Exercise goal =>
Gather, from the data below, each line in which the word "achievement" occurs.

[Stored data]
· · · ·
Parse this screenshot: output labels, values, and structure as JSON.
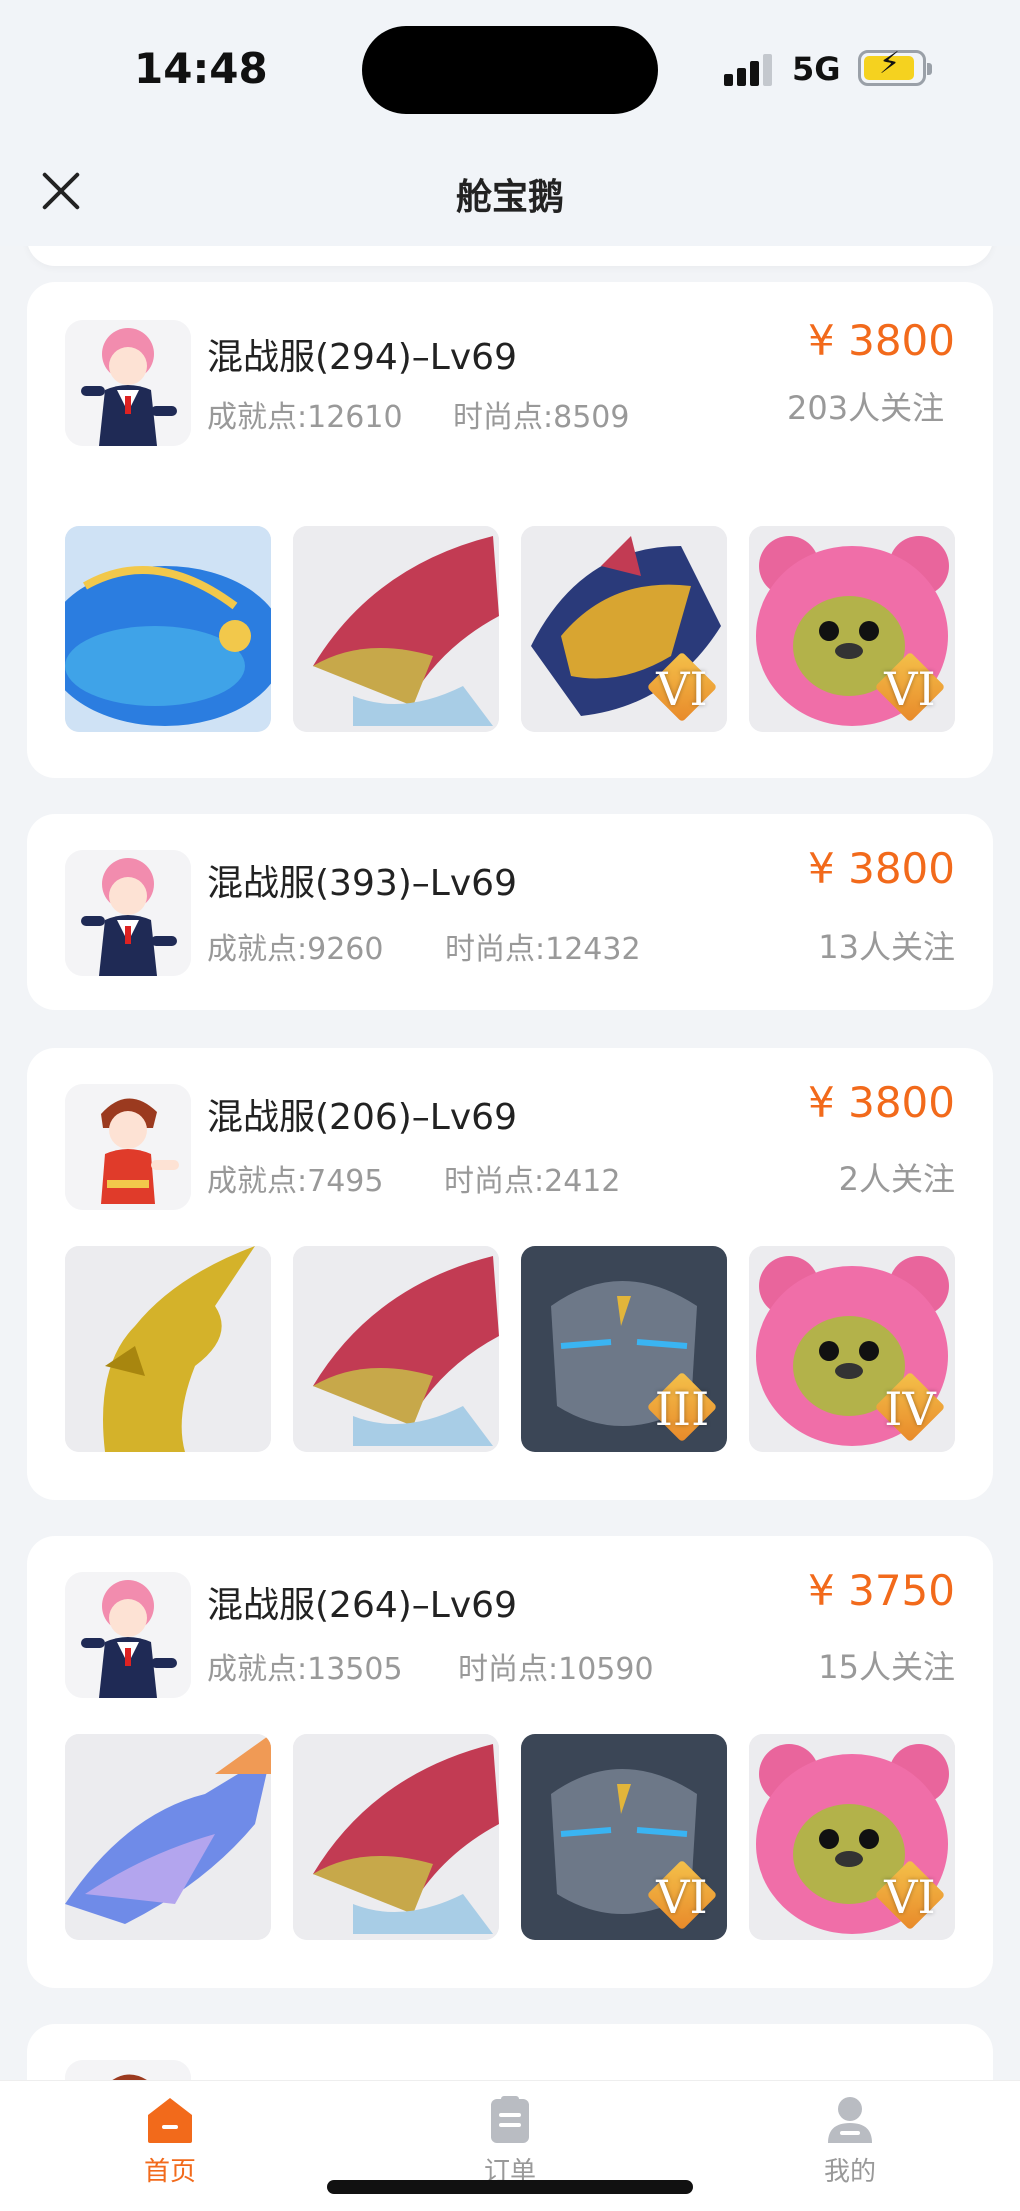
{
  "status_bar": {
    "time": "14:48",
    "network": "5G"
  },
  "header": {
    "title": "舱宝鹅"
  },
  "colors": {
    "accent": "#f26a1b",
    "muted": "#999999",
    "background": "#f2f4f7"
  },
  "listings": [
    {
      "name": "混战服(294)–Lv69",
      "achievement": "成就点:12610",
      "fashion": "时尚点:8509",
      "price": "¥ 3800",
      "followers": "203人关注",
      "items": [
        {
          "icon": "whale-mount-icon",
          "badge": ""
        },
        {
          "icon": "red-dragon-icon",
          "badge": ""
        },
        {
          "icon": "gold-dragon-icon",
          "badge": "VI"
        },
        {
          "icon": "pink-bear-icon",
          "badge": "VI"
        }
      ]
    },
    {
      "name": "混战服(393)–Lv69",
      "achievement": "成就点:9260",
      "fashion": "时尚点:12432",
      "price": "¥ 3800",
      "followers": "13人关注",
      "items": []
    },
    {
      "name": "混战服(206)–Lv69",
      "achievement": "成就点:7495",
      "fashion": "时尚点:2412",
      "price": "¥ 3800",
      "followers": "2人关注",
      "items": [
        {
          "icon": "golden-phoenix-icon",
          "badge": ""
        },
        {
          "icon": "red-dragon-icon",
          "badge": ""
        },
        {
          "icon": "stone-golem-icon",
          "badge": "III"
        },
        {
          "icon": "pink-bear-icon",
          "badge": "IV"
        }
      ]
    },
    {
      "name": "混战服(264)–Lv69",
      "achievement": "成就点:13505",
      "fashion": "时尚点:10590",
      "price": "¥ 3750",
      "followers": "15人关注",
      "items": [
        {
          "icon": "ice-dragon-icon",
          "badge": ""
        },
        {
          "icon": "red-dragon-icon",
          "badge": ""
        },
        {
          "icon": "stone-golem-icon",
          "badge": "VI"
        },
        {
          "icon": "pink-bear-icon",
          "badge": "VI"
        }
      ]
    }
  ],
  "tabbar": {
    "home": "首页",
    "orders": "订单",
    "mine": "我的"
  }
}
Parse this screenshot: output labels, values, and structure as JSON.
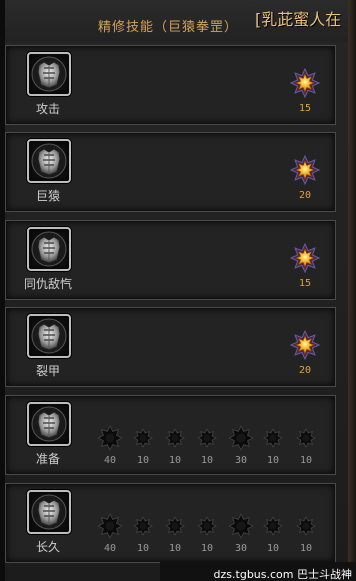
· · · ·
Reply to the exercise =>
      "achievement": "成就点:12610",
      "achievement": "成就点:9260",
      "achievement": "成就点:7495",
      "achievement": "成就点:13505",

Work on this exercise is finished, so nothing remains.